▸ **Exercise**
Transcribe every record that appears below, exactly and in full.

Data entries
-.-.-
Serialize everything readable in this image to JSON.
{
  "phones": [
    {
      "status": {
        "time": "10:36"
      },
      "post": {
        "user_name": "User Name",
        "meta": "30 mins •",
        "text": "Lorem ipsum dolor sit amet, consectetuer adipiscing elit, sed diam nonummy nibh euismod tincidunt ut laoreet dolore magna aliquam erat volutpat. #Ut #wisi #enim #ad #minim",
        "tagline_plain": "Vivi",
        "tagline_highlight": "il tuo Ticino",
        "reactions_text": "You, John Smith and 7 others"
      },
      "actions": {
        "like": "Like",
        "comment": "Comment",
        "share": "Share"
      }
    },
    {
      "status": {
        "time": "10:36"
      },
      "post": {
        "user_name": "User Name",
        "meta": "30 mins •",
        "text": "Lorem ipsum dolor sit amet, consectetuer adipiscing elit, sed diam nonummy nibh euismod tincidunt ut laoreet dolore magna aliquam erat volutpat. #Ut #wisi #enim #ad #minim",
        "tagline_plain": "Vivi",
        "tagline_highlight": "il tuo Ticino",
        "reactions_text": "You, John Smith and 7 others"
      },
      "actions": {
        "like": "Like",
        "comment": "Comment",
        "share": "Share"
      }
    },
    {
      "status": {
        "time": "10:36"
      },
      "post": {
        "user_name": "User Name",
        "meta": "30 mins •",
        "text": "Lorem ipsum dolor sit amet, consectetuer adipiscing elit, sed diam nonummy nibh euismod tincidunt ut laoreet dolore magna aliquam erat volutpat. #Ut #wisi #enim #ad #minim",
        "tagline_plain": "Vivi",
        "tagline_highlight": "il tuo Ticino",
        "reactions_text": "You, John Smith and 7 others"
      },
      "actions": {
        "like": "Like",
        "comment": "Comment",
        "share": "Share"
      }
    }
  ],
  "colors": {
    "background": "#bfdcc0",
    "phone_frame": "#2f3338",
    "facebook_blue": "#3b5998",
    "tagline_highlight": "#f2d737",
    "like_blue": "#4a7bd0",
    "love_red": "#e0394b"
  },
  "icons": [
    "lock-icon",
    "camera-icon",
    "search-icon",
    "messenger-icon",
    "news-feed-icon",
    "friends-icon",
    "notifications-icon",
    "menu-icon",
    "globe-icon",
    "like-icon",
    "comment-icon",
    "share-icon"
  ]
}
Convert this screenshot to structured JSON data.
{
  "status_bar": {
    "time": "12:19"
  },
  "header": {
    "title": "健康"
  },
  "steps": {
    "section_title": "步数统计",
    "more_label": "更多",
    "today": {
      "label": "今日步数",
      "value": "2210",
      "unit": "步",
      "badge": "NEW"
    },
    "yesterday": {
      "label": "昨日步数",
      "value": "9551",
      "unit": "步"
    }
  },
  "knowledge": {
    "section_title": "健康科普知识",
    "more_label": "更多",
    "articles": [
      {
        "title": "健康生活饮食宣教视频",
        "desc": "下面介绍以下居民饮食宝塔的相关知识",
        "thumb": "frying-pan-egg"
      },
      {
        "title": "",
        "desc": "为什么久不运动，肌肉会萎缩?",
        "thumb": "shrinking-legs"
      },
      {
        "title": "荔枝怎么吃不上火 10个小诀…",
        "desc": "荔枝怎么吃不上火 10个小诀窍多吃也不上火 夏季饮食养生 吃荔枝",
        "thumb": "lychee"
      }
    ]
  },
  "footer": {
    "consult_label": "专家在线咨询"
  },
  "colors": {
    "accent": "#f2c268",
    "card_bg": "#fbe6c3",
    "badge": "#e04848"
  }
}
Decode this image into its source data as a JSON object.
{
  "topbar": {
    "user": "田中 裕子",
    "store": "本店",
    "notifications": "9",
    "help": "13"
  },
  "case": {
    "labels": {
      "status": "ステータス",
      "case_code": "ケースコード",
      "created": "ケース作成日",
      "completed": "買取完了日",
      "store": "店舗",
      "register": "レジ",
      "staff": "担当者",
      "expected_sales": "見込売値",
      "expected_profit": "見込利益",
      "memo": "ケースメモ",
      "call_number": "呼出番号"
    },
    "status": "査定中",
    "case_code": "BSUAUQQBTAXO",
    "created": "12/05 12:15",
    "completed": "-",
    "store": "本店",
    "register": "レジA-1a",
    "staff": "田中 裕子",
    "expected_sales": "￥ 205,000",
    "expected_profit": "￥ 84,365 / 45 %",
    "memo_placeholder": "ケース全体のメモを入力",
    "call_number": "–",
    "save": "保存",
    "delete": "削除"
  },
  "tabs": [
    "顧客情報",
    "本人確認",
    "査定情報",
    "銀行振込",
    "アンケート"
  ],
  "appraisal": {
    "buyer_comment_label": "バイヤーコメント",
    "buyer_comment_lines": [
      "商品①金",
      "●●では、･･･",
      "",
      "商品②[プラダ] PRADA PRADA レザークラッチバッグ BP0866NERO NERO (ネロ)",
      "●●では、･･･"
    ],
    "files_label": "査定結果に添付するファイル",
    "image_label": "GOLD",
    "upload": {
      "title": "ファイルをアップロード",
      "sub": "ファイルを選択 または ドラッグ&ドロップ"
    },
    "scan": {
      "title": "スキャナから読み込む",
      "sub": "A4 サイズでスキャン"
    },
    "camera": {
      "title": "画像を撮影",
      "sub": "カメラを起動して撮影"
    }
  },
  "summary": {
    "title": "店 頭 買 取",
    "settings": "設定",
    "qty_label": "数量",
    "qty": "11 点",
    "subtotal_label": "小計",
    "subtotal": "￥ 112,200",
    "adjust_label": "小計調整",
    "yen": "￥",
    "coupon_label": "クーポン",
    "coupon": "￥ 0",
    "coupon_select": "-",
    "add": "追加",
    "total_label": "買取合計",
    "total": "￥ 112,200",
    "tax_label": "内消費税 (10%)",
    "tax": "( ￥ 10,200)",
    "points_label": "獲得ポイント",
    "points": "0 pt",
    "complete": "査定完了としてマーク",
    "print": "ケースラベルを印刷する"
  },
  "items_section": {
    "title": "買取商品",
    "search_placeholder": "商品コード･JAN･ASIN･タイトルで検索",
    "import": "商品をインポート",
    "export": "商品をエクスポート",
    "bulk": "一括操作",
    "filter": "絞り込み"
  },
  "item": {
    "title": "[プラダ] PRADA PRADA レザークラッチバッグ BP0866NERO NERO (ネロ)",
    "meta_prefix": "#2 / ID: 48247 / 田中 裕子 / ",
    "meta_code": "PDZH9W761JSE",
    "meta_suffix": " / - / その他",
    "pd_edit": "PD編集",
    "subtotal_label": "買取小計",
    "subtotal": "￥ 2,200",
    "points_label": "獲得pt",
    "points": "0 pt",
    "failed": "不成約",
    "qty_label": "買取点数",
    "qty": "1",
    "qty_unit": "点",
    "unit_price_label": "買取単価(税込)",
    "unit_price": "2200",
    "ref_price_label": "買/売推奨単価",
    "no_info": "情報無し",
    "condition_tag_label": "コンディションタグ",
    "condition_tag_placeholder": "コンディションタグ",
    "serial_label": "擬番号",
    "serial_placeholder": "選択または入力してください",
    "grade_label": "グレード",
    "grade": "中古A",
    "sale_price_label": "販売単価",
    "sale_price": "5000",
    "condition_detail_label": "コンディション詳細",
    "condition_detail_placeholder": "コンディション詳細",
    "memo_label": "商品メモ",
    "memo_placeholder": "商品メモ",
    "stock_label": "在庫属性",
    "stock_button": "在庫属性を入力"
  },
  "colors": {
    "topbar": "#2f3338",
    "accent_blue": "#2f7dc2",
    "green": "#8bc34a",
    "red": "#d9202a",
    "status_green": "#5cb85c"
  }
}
-.-.-
▸ **Solved exercise**
Serialize everything readable in this image to JSON.
{
  "phones": [
    {
      "status": {
        "time": "10:36"
      },
      "post": {
        "user_name": "User Name",
        "meta": "30 mins •",
        "text": "Lorem ipsum dolor sit amet, consectetuer adipiscing elit, sed diam nonummy nibh euismod tincidunt ut laoreet dolore magna aliquam erat volutpat. #Ut #wisi #enim #ad #minim",
        "tagline_plain": "Vivi",
        "tagline_highlight": "il tuo Ticino",
        "reactions_text": "You, John Smith and 7 others"
      },
      "actions": {
        "like": "Like",
        "comment": "Comment",
        "share": "Share"
      }
    },
    {
      "status": {
        "time": "10:36"
      },
      "post": {
        "user_name": "User Name",
        "meta": "30 mins •",
        "text": "Lorem ipsum dolor sit amet, consectetuer adipiscing elit, sed diam nonummy nibh euismod tincidunt ut laoreet dolore magna aliquam erat volutpat. #Ut #wisi #enim #ad #minim",
        "tagline_plain": "Vivi",
        "tagline_highlight": "il tuo Ticino",
        "reactions_text": "You, John Smith and 7 others"
      },
      "actions": {
        "like": "Like",
        "comment": "Comment",
        "share": "Share"
      }
    },
    {
      "status": {
        "time": "10:36"
      },
      "post": {
        "user_name": "User Name",
        "meta": "30 mins •",
        "text": "Lorem ipsum dolor sit amet, consectetuer adipiscing elit, sed diam nonummy nibh euismod tincidunt ut laoreet dolore magna aliquam erat volutpat. #Ut #wisi #enim #ad #minim",
        "tagline_plain": "Vivi",
        "tagline_highlight": "il tuo Ticino",
        "reactions_text": "You, John Smith and 7 others"
      },
      "actions": {
        "like": "Like",
        "comment": "Comment",
        "share": "Share"
      }
    }
  ],
  "colors": {
    "background": "#bfdcc0",
    "phone_frame": "#2f3338",
    "facebook_blue": "#3b5998",
    "tagline_highlight": "#f2d737",
    "like_blue": "#4a7bd0",
    "love_red": "#e0394b"
  },
  "icons": [
    "lock-icon",
    "camera-icon",
    "search-icon",
    "messenger-icon",
    "news-feed-icon",
    "friends-icon",
    "notifications-icon",
    "menu-icon",
    "globe-icon",
    "like-icon",
    "comment-icon",
    "share-icon"
  ]
}
Convert this screenshot to structured JSON data.
{
  "status_bar": {
    "time": "12:19"
  },
  "header": {
    "title": "健康"
  },
  "steps": {
    "section_title": "步数统计",
    "more_label": "更多",
    "today": {
      "label": "今日步数",
      "value": "2210",
      "unit": "步",
      "badge": "NEW"
    },
    "yesterday": {
      "label": "昨日步数",
      "value": "9551",
      "unit": "步"
    }
  },
  "knowledge": {
    "section_title": "健康科普知识",
    "more_label": "更多",
    "articles": [
      {
        "title": "健康生活饮食宣教视频",
        "desc": "下面介绍以下居民饮食宝塔的相关知识",
        "thumb": "frying-pan-egg"
      },
      {
        "title": "",
        "desc": "为什么久不运动，肌肉会萎缩?",
        "thumb": "shrinking-legs"
      },
      {
        "title": "荔枝怎么吃不上火 10个小诀…",
        "desc": "荔枝怎么吃不上火 10个小诀窍多吃也不上火 夏季饮食养生 吃荔枝",
        "thumb": "lychee"
      }
    ]
  },
  "footer": {
    "consult_label": "专家在线咨询"
  },
  "colors": {
    "accent": "#f2c268",
    "card_bg": "#fbe6c3",
    "badge": "#e04848"
  }
}
Decode this image into its source data as a JSON object.
{
  "topbar": {
    "user": "田中 裕子",
    "store": "本店",
    "notifications": "9",
    "help": "13"
  },
  "case": {
    "labels": {
      "status": "ステータス",
      "case_code": "ケースコード",
      "created": "ケース作成日",
      "completed": "買取完了日",
      "store": "店舗",
      "register": "レジ",
      "staff": "担当者",
      "expected_sales": "見込売値",
      "expected_profit": "見込利益",
      "memo": "ケースメモ",
      "call_number": "呼出番号"
    },
    "status": "査定中",
    "case_code": "BSUAUQQBTAXO",
    "created": "12/05 12:15",
    "completed": "-",
    "store": "本店",
    "register": "レジA-1a",
    "staff": "田中 裕子",
    "expected_sales": "￥ 205,000",
    "expected_profit": "￥ 84,365 / 45 %",
    "memo_placeholder": "ケース全体のメモを入力",
    "call_number": "–",
    "save": "保存",
    "delete": "削除"
  },
  "tabs": [
    "顧客情報",
    "本人確認",
    "査定情報",
    "銀行振込",
    "アンケート"
  ],
  "appraisal": {
    "buyer_comment_label": "バイヤーコメント",
    "buyer_comment_lines": [
      "商品①金",
      "●●では、･･･",
      "",
      "商品②[プラダ] PRADA PRADA レザークラッチバッグ BP0866NERO NERO (ネロ)",
      "●●では、･･･"
    ],
    "files_label": "査定結果に添付するファイル",
    "image_label": "GOLD",
    "upload": {
      "title": "ファイルをアップロード",
      "sub": "ファイルを選択 または ドラッグ&ドロップ"
    },
    "scan": {
      "title": "スキャナから読み込む",
      "sub": "A4 サイズでスキャン"
    },
    "camera": {
      "title": "画像を撮影",
      "sub": "カメラを起動して撮影"
    }
  },
  "summary": {
    "title": "店 頭 買 取",
    "settings": "設定",
    "qty_label": "数量",
    "qty": "11 点",
    "subtotal_label": "小計",
    "subtotal": "￥ 112,200",
    "adjust_label": "小計調整",
    "yen": "￥",
    "coupon_label": "クーポン",
    "coupon": "￥ 0",
    "coupon_select": "-",
    "add": "追加",
    "total_label": "買取合計",
    "total": "￥ 112,200",
    "tax_label": "内消費税 (10%)",
    "tax": "( ￥ 10,200)",
    "points_label": "獲得ポイント",
    "points": "0 pt",
    "complete": "査定完了としてマーク",
    "print": "ケースラベルを印刷する"
  },
  "items_section": {
    "title": "買取商品",
    "search_placeholder": "商品コード･JAN･ASIN･タイトルで検索",
    "import": "商品をインポート",
    "export": "商品をエクスポート",
    "bulk": "一括操作",
    "filter": "絞り込み"
  },
  "item": {
    "title": "[プラダ] PRADA PRADA レザークラッチバッグ BP0866NERO NERO (ネロ)",
    "meta_prefix": "#2 / ID: 48247 / 田中 裕子 / ",
    "meta_code": "PDZH9W761JSE",
    "meta_suffix": " / - / その他",
    "pd_edit": "PD編集",
    "subtotal_label": "買取小計",
    "subtotal": "￥ 2,200",
    "points_label": "獲得pt",
    "points": "0 pt",
    "failed": "不成約",
    "qty_label": "買取点数",
    "qty": "1",
    "qty_unit": "点",
    "unit_price_label": "買取単価(税込)",
    "unit_price": "2200",
    "ref_price_label": "買/売推奨単価",
    "no_info": "情報無し",
    "condition_tag_label": "コンディションタグ",
    "condition_tag_placeholder": "コンディションタグ",
    "serial_label": "擬番号",
    "serial_placeholder": "選択または入力してください",
    "grade_label": "グレード",
    "grade": "中古A",
    "sale_price_label": "販売単価",
    "sale_price": "5000",
    "condition_detail_label": "コンディション詳細",
    "condition_detail_placeholder": "コンディション詳細",
    "memo_label": "商品メモ",
    "memo_placeholder": "商品メモ",
    "stock_label": "在庫属性",
    "stock_button": "在庫属性を入力"
  },
  "colors": {
    "topbar": "#2f3338",
    "accent_blue": "#2f7dc2",
    "green": "#8bc34a",
    "red": "#d9202a",
    "status_green": "#5cb85c"
  }
}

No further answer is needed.